[Dataset entries on figures]
====================

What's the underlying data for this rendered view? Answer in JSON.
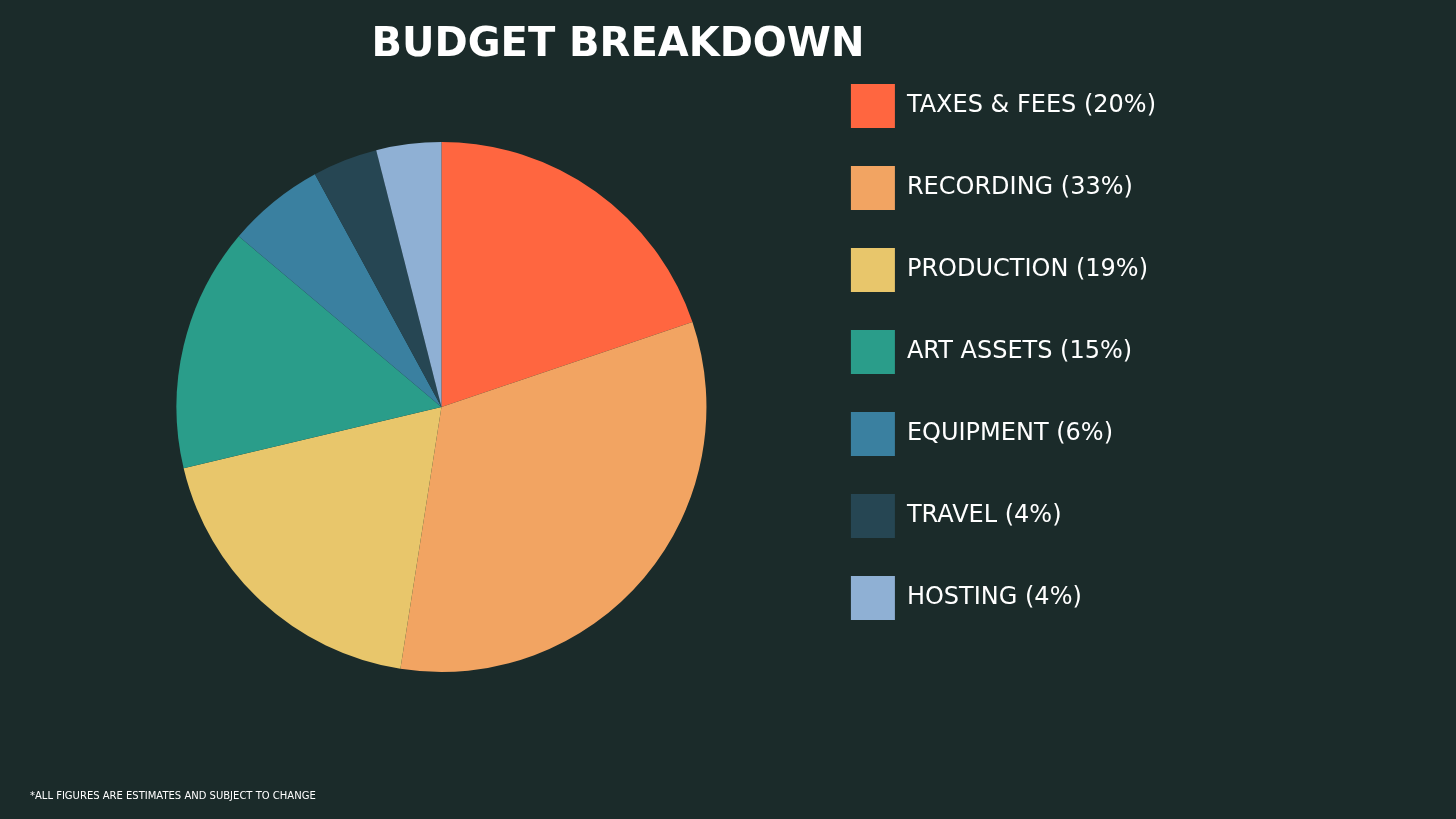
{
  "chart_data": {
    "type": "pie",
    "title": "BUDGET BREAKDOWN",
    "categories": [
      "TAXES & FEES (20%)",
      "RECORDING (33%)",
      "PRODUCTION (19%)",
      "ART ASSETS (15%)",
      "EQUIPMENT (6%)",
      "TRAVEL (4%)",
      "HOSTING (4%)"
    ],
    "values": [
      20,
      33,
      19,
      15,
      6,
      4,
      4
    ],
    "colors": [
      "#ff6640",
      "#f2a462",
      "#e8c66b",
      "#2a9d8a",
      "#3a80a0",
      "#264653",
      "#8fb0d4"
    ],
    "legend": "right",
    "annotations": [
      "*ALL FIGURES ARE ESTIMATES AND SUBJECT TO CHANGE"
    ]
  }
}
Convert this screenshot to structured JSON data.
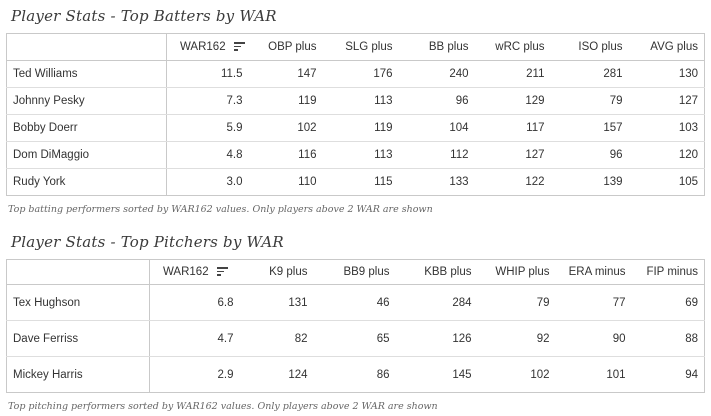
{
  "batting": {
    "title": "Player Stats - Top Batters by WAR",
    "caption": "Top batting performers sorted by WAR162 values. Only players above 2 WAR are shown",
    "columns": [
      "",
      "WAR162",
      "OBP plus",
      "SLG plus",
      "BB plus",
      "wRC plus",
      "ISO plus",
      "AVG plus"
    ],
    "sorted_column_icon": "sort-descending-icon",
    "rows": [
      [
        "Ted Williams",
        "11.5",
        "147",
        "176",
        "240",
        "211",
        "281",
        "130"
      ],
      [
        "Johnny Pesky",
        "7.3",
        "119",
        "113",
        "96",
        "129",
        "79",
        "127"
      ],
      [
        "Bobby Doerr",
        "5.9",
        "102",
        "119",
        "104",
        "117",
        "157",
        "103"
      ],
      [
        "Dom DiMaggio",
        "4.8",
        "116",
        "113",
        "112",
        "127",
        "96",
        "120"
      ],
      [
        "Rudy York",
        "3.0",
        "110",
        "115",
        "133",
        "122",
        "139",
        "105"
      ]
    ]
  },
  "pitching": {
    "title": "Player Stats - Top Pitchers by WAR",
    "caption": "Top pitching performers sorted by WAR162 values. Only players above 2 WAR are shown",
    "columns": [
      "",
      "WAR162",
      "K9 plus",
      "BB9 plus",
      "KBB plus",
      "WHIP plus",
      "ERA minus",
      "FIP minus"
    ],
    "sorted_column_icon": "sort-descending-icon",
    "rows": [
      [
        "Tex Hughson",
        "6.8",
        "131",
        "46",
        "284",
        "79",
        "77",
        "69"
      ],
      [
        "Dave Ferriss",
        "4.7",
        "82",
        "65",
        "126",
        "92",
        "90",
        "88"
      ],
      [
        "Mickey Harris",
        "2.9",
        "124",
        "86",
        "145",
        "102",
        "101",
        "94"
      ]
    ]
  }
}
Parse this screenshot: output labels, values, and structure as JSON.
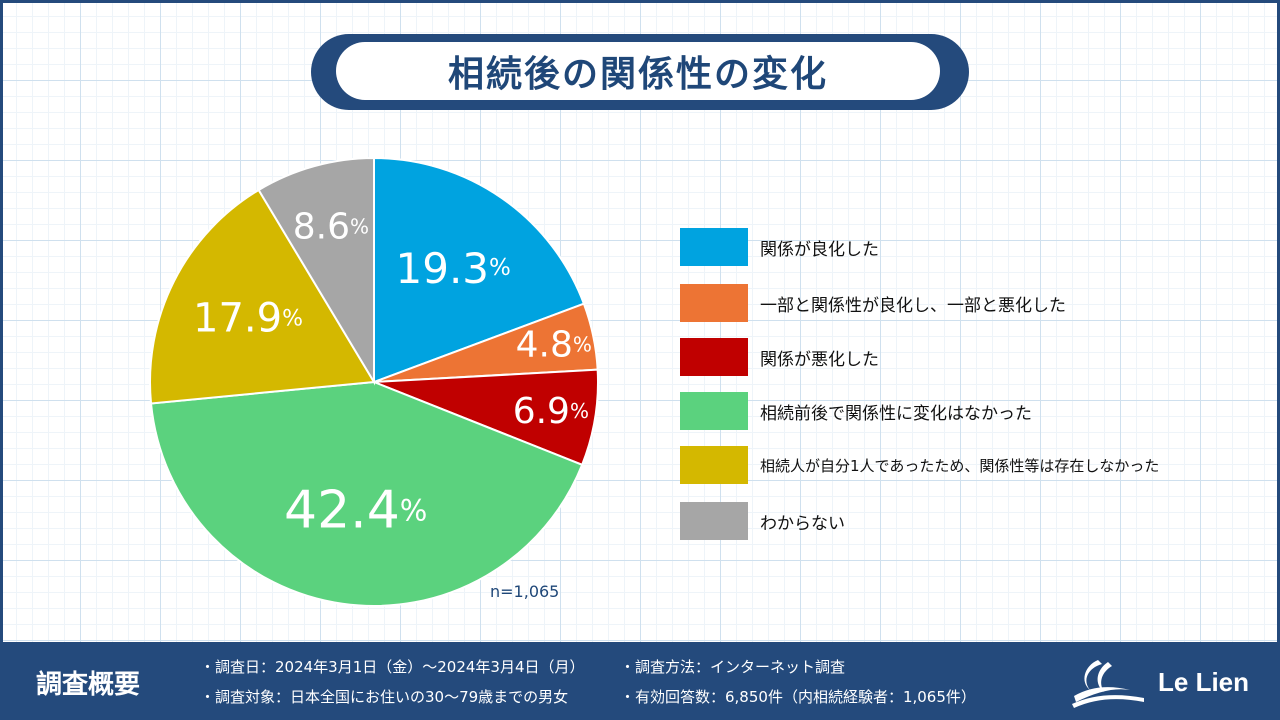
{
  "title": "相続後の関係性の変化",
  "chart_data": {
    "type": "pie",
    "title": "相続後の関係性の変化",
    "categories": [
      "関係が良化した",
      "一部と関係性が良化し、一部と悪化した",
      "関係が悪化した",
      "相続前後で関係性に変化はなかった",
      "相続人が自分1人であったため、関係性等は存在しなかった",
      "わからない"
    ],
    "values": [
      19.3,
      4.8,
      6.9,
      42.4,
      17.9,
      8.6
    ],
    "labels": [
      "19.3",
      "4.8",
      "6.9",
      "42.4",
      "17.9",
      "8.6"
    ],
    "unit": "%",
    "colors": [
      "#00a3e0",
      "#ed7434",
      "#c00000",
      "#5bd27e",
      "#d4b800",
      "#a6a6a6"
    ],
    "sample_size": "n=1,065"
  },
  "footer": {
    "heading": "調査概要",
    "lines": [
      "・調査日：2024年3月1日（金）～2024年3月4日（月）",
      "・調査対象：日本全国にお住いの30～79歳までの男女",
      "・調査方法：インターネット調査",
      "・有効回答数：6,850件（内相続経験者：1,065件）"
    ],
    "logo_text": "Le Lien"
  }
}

====================

STATED GOAL
Pull out every line holding "Stats" from the records above, and copy it.

WRITTEN SOLUTION
    "title": "Player Stats - Top Batters by WAR",
    "title": "Player Stats - Top Pitchers by WAR",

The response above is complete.